# [REQUIRED WORK]
Skip all pictures, then print the remaining material exactly.
— BEGIN RECORD EXTRACTS —
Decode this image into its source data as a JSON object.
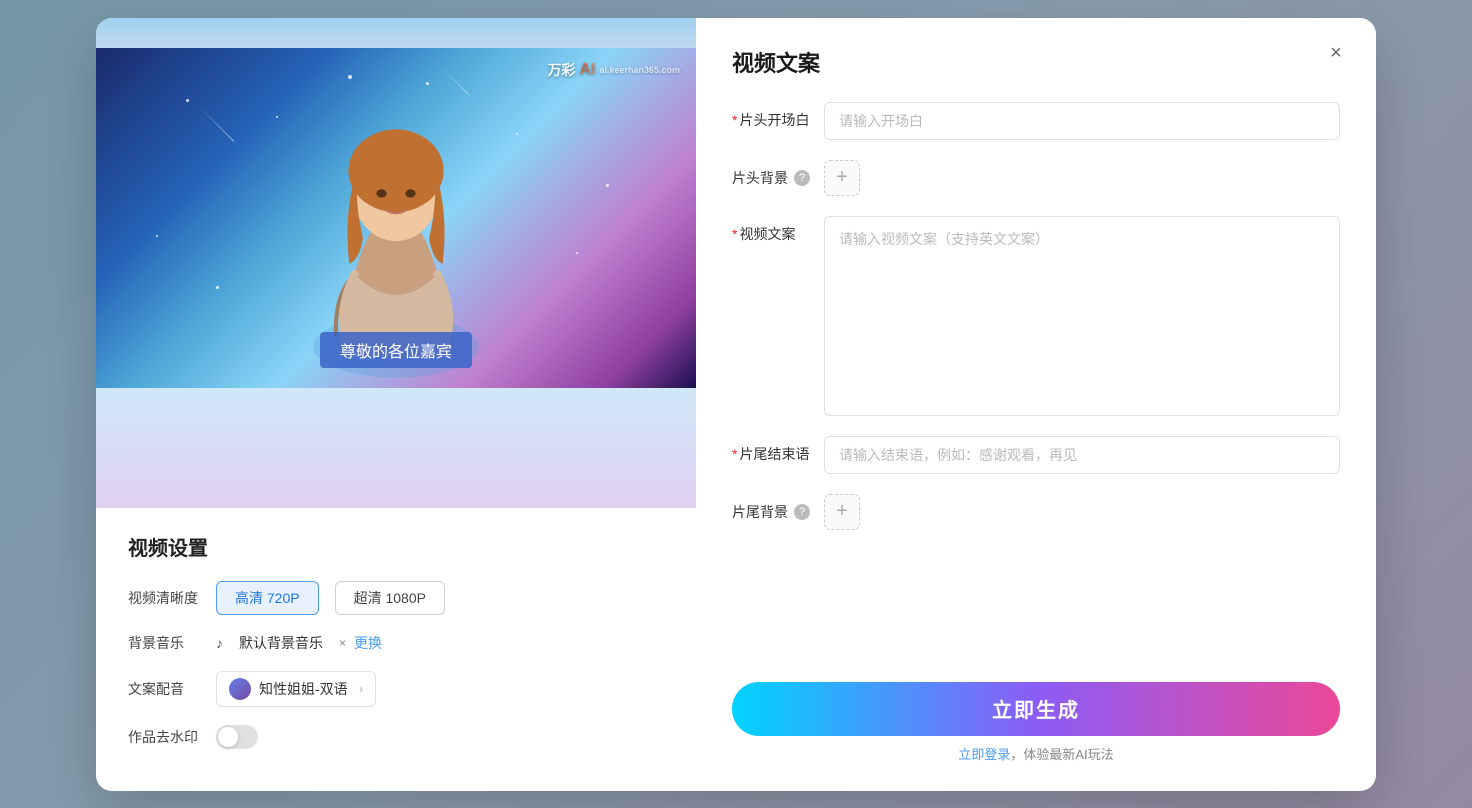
{
  "modal": {
    "close_label": "×"
  },
  "watermark": {
    "brand": "万彩",
    "ai": "AI",
    "sub": "ai.keerhan365.com"
  },
  "subtitle": "尊敬的各位嘉宾",
  "left": {
    "settings_title": "视频设置",
    "quality_label": "视频清晰度",
    "quality_options": [
      {
        "label": "高清 720P",
        "active": true
      },
      {
        "label": "超清 1080P",
        "active": false
      }
    ],
    "music_label": "背景音乐",
    "music_icon": "♪",
    "music_name": "默认背景音乐",
    "music_x": "×",
    "music_change": "更换",
    "voice_label": "文案配音",
    "voice_name": "知性姐姐-双语",
    "voice_arrow": "›",
    "watermark_label": "作品去水印"
  },
  "right": {
    "title": "视频文案",
    "opening_label": "片头开场白",
    "opening_required": "*",
    "opening_placeholder": "请输入开场白",
    "bg_label": "片头背景",
    "bg_add": "+",
    "video_copy_label": "视频文案",
    "video_copy_required": "*",
    "video_copy_placeholder": "请输入视频文案（支持英文文案）",
    "closing_label": "片尾结束语",
    "closing_required": "*",
    "closing_placeholder": "请输入结束语，例如：感谢观看，再见",
    "tail_bg_label": "片尾背景",
    "tail_bg_add": "+",
    "generate_btn": "立即生成",
    "generate_hint": "立即登录，体验最新AI玩法"
  }
}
— END RECORD EXTRACTS —
# [RESPONSE FOR THIS EXERCISE]
Decode this image into its source data as a JSON object.
{
  "modal": {
    "close_label": "×"
  },
  "watermark": {
    "brand": "万彩",
    "ai": "AI",
    "sub": "ai.keerhan365.com"
  },
  "subtitle": "尊敬的各位嘉宾",
  "left": {
    "settings_title": "视频设置",
    "quality_label": "视频清晰度",
    "quality_options": [
      {
        "label": "高清 720P",
        "active": true
      },
      {
        "label": "超清 1080P",
        "active": false
      }
    ],
    "music_label": "背景音乐",
    "music_icon": "♪",
    "music_name": "默认背景音乐",
    "music_x": "×",
    "music_change": "更换",
    "voice_label": "文案配音",
    "voice_name": "知性姐姐-双语",
    "voice_arrow": "›",
    "watermark_label": "作品去水印"
  },
  "right": {
    "title": "视频文案",
    "opening_label": "片头开场白",
    "opening_required": "*",
    "opening_placeholder": "请输入开场白",
    "bg_label": "片头背景",
    "bg_add": "+",
    "video_copy_label": "视频文案",
    "video_copy_required": "*",
    "video_copy_placeholder": "请输入视频文案（支持英文文案）",
    "closing_label": "片尾结束语",
    "closing_required": "*",
    "closing_placeholder": "请输入结束语，例如：感谢观看，再见",
    "tail_bg_label": "片尾背景",
    "tail_bg_add": "+",
    "generate_btn": "立即生成",
    "generate_hint": "立即登录，体验最新AI玩法"
  }
}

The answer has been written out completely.